### Exercise prompt
Copy all the material below, exactly as it stands.

Data records
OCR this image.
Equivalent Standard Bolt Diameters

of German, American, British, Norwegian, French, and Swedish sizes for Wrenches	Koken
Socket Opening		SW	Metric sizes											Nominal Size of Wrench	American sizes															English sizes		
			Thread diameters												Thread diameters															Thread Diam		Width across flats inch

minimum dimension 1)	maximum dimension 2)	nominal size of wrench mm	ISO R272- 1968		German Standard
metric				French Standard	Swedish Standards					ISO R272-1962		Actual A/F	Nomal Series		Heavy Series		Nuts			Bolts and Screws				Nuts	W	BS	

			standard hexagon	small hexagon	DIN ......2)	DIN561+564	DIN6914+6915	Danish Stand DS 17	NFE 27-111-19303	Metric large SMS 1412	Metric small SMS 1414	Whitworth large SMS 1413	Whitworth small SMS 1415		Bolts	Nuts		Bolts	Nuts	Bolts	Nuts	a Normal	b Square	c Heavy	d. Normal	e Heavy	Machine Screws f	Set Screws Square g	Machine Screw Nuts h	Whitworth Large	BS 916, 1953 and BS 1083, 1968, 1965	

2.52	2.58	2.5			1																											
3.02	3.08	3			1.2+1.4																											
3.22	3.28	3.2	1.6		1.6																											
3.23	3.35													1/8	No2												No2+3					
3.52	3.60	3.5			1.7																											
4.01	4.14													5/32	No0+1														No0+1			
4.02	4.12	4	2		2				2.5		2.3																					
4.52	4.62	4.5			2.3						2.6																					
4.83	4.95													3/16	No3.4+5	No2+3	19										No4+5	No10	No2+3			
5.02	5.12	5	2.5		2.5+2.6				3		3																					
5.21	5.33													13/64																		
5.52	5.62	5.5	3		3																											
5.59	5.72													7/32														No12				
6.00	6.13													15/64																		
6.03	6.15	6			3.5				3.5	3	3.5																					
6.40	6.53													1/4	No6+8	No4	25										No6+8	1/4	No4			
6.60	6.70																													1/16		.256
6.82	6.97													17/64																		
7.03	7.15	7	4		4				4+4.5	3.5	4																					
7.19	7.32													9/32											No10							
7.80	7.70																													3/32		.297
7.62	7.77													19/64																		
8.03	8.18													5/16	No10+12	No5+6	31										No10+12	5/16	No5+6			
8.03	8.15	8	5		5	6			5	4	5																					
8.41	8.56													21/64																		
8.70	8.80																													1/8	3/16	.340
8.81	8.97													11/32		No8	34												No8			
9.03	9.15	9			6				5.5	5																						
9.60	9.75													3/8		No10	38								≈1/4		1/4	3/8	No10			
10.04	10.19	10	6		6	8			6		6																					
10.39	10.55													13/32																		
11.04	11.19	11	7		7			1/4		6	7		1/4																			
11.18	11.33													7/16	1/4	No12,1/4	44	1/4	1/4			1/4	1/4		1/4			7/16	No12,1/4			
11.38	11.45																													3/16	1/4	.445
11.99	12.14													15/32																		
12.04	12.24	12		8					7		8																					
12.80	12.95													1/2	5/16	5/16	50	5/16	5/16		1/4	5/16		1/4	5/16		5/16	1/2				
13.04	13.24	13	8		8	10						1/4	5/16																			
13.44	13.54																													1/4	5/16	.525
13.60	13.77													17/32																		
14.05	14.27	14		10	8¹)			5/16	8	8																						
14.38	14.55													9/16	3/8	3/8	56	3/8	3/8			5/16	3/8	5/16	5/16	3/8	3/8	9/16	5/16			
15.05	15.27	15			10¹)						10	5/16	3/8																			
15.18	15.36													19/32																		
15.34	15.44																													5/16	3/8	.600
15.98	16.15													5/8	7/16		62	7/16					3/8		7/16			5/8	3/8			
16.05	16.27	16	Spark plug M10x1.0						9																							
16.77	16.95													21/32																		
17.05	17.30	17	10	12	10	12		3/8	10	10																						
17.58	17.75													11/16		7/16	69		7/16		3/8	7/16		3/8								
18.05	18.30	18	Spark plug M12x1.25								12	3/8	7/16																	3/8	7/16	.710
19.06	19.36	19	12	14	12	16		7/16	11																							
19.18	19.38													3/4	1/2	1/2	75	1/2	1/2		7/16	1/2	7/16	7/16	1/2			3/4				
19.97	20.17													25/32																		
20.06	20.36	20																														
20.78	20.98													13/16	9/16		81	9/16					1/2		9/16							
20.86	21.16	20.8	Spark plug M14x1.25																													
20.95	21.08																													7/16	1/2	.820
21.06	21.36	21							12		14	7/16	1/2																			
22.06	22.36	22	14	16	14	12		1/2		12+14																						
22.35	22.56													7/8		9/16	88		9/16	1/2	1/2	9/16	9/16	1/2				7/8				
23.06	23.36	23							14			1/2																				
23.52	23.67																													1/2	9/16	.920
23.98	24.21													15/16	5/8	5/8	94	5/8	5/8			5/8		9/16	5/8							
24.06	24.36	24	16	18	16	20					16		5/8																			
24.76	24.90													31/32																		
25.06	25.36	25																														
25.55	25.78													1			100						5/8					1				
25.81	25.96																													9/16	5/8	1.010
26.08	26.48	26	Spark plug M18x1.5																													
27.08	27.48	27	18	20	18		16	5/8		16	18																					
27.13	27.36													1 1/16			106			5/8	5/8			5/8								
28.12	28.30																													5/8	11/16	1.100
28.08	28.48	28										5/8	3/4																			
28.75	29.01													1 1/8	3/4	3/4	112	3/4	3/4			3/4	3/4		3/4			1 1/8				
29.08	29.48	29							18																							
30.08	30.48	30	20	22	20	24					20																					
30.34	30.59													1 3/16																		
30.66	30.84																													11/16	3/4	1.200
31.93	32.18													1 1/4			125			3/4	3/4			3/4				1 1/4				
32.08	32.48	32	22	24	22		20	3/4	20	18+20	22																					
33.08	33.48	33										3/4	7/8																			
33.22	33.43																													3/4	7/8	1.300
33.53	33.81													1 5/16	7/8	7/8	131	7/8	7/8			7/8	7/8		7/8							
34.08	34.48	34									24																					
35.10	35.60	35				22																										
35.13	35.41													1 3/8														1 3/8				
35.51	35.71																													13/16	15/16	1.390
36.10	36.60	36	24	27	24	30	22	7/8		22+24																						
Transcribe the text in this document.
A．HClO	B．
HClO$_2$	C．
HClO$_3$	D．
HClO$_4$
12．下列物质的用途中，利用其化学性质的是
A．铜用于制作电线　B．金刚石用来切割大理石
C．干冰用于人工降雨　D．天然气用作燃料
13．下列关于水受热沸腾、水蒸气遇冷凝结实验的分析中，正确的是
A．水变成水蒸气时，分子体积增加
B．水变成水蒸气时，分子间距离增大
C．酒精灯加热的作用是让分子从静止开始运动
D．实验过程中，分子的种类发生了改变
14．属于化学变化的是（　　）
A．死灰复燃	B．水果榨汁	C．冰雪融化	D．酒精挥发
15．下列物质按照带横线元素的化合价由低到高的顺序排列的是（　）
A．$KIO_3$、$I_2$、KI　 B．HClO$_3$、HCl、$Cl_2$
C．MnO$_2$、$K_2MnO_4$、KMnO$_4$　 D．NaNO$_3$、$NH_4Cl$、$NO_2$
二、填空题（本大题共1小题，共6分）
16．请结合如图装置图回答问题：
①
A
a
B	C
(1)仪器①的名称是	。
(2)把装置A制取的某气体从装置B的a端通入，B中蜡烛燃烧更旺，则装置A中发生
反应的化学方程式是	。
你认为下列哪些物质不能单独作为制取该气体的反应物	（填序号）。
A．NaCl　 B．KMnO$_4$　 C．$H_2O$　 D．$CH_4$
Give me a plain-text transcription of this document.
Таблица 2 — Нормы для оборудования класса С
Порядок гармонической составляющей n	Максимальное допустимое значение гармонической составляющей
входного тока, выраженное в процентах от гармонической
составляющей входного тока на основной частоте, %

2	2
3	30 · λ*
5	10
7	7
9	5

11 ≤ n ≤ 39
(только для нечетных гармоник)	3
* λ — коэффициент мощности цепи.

### Exercise result
OCR this image.
Equivalent Standard Bolt Diameters

of German, American, British, Norwegian, French, and Swedish sizes for Wrenches	Koken
Socket Opening		SW	Metric sizes											Nominal Size of Wrench	American sizes															English sizes		
			Thread diameters												Thread diameters															Thread Diam		Width across flats inch

minimum dimension 1)	maximum dimension 2)	nominal size of wrench mm	ISO R272- 1968		German Standard
metric				French Standard	Swedish Standards					ISO R272-1962		Actual A/F	Nomal Series		Heavy Series		Nuts			Bolts and Screws				Nuts	W	BS	

			standard hexagon	small hexagon	DIN ......2)	DIN561+564	DIN6914+6915	Danish Stand DS 17	NFE 27-111-19303	Metric large SMS 1412	Metric small SMS 1414	Whitworth large SMS 1413	Whitworth small SMS 1415		Bolts	Nuts		Bolts	Nuts	Bolts	Nuts	a Normal	b Square	c Heavy	d. Normal	e Heavy	Machine Screws f	Set Screws Square g	Machine Screw Nuts h	Whitworth Large	BS 916, 1953 and BS 1083, 1968, 1965	

2.52	2.58	2.5			1																											
3.02	3.08	3			1.2+1.4																											
3.22	3.28	3.2	1.6		1.6																											
3.23	3.35													1/8	No2												No2+3					
3.52	3.60	3.5			1.7																											
4.01	4.14													5/32	No0+1														No0+1			
4.02	4.12	4	2		2				2.5		2.3																					
4.52	4.62	4.5			2.3						2.6																					
4.83	4.95													3/16	No3.4+5	No2+3	19										No4+5	No10	No2+3			
5.02	5.12	5	2.5		2.5+2.6				3		3																					
5.21	5.33													13/64																		
5.52	5.62	5.5	3		3																											
5.59	5.72													7/32														No12				
6.00	6.13													15/64																		
6.03	6.15	6			3.5				3.5	3	3.5																					
6.40	6.53													1/4	No6+8	No4	25										No6+8	1/4	No4			
6.60	6.70																													1/16		.256
6.82	6.97													17/64																		
7.03	7.15	7	4		4				4+4.5	3.5	4																					
7.19	7.32													9/32											No10							
7.80	7.70																													3/32		.297
7.62	7.77													19/64																		
8.03	8.18													5/16	No10+12	No5+6	31										No10+12	5/16	No5+6			
8.03	8.15	8	5		5	6			5	4	5																					
8.41	8.56													21/64																		
8.70	8.80																													1/8	3/16	.340
8.81	8.97													11/32		No8	34												No8			
9.03	9.15	9			6				5.5	5																						
9.60	9.75													3/8		No10	38								≈1/4		1/4	3/8	No10			
10.04	10.19	10	6		6	8			6		6																					
10.39	10.55													13/32																		
11.04	11.19	11	7		7			1/4		6	7		1/4																			
11.18	11.33													7/16	1/4	No12,1/4	44	1/4	1/4			1/4	1/4		1/4			7/16	No12,1/4			
11.38	11.45																													3/16	1/4	.445
11.99	12.14													15/32																		
12.04	12.24	12		8					7		8																					
12.80	12.95													1/2	5/16	5/16	50	5/16	5/16		1/4	5/16		1/4	5/16		5/16	1/2				
13.04	13.24	13	8		8	10						1/4	5/16																			
13.44	13.54																													1/4	5/16	.525
13.60	13.77													17/32																		
14.05	14.27	14		10	8¹)			5/16	8	8																						
14.38	14.55													9/16	3/8	3/8	56	3/8	3/8			5/16	3/8	5/16	5/16	3/8	3/8	9/16	5/16			
15.05	15.27	15			10¹)						10	5/16	3/8																			
15.18	15.36													19/32																		
15.34	15.44																													5/16	3/8	.600
15.98	16.15													5/8	7/16		62	7/16					3/8		7/16			5/8	3/8			
16.05	16.27	16	Spark plug M10x1.0						9																							
16.77	16.95													21/32																		
17.05	17.30	17	10	12	10	12		3/8	10	10																						
17.58	17.75													11/16		7/16	69		7/16		3/8	7/16		3/8								
18.05	18.30	18	Spark plug M12x1.25								12	3/8	7/16																	3/8	7/16	.710
19.06	19.36	19	12	14	12	16		7/16	11																							
19.18	19.38													3/4	1/2	1/2	75	1/2	1/2		7/16	1/2	7/16	7/16	1/2			3/4				
19.97	20.17													25/32																		
20.06	20.36	20																														
20.78	20.98													13/16	9/16		81	9/16					1/2		9/16							
20.86	21.16	20.8	Spark plug M14x1.25																													
20.95	21.08																													7/16	1/2	.820
21.06	21.36	21							12		14	7/16	1/2																			
22.06	22.36	22	14	16	14	12		1/2		12+14																						
22.35	22.56													7/8		9/16	88		9/16	1/2	1/2	9/16	9/16	1/2				7/8				
23.06	23.36	23							14			1/2																				
23.52	23.67																													1/2	9/16	.920
23.98	24.21													15/16	5/8	5/8	94	5/8	5/8			5/8		9/16	5/8							
24.06	24.36	24	16	18	16	20					16		5/8																			
24.76	24.90													31/32																		
25.06	25.36	25																														
25.55	25.78													1			100						5/8					1				
25.81	25.96																													9/16	5/8	1.010
26.08	26.48	26	Spark plug M18x1.5																													
27.08	27.48	27	18	20	18		16	5/8		16	18																					
27.13	27.36													1 1/16			106			5/8	5/8			5/8								
28.12	28.30																													5/8	11/16	1.100
28.08	28.48	28										5/8	3/4																			
28.75	29.01													1 1/8	3/4	3/4	112	3/4	3/4			3/4	3/4		3/4			1 1/8				
29.08	29.48	29							18																							
30.08	30.48	30	20	22	20	24					20																					
30.34	30.59													1 3/16																		
30.66	30.84																													11/16	3/4	1.200
31.93	32.18													1 1/4			125			3/4	3/4			3/4				1 1/4				
32.08	32.48	32	22	24	22		20	3/4	20	18+20	22																					
33.08	33.48	33										3/4	7/8																			
33.22	33.43																													3/4	7/8	1.300
33.53	33.81													1 5/16	7/8	7/8	131	7/8	7/8			7/8	7/8		7/8							
34.08	34.48	34									24																					
35.10	35.60	35				22																										
35.13	35.41													1 3/8														1 3/8				
35.51	35.71																													13/16	15/16	1.390
36.10	36.60	36	24	27	24	30	22	7/8		22+24																						
Transcribe the text in this document.
A．HClO	B．
HClO$_2$	C．
HClO$_3$	D．
HClO$_4$
12．下列物质的用途中，利用其化学性质的是
A．铜用于制作电线　B．金刚石用来切割大理石
C．干冰用于人工降雨　D．天然气用作燃料
13．下列关于水受热沸腾、水蒸气遇冷凝结实验的分析中，正确的是
A．水变成水蒸气时，分子体积增加
B．水变成水蒸气时，分子间距离增大
C．酒精灯加热的作用是让分子从静止开始运动
D．实验过程中，分子的种类发生了改变
14．属于化学变化的是（　　）
A．死灰复燃	B．水果榨汁	C．冰雪融化	D．酒精挥发
15．下列物质按照带横线元素的化合价由低到高的顺序排列的是（　）
A．$KIO_3$、$I_2$、KI　 B．HClO$_3$、HCl、$Cl_2$
C．MnO$_2$、$K_2MnO_4$、KMnO$_4$　 D．NaNO$_3$、$NH_4Cl$、$NO_2$
二、填空题（本大题共1小题，共6分）
16．请结合如图装置图回答问题：
①
A
a
B	C
(1)仪器①的名称是	。
(2)把装置A制取的某气体从装置B的a端通入，B中蜡烛燃烧更旺，则装置A中发生
反应的化学方程式是	。
你认为下列哪些物质不能单独作为制取该气体的反应物	（填序号）。
A．NaCl　 B．KMnO$_4$　 C．$H_2O$　 D．$CH_4$
Give me a plain-text transcription of this document.
Таблица 2 — Нормы для оборудования класса С
Порядок гармонической составляющей n	Максимальное допустимое значение гармонической составляющей
входного тока, выраженное в процентах от гармонической
составляющей входного тока на основной частоте, %

2	2
3	30 · λ*
5	10
7	7
9	5

11 ≤ n ≤ 39
(только для нечетных гармоник)	3
* λ — коэффициент мощности цепи.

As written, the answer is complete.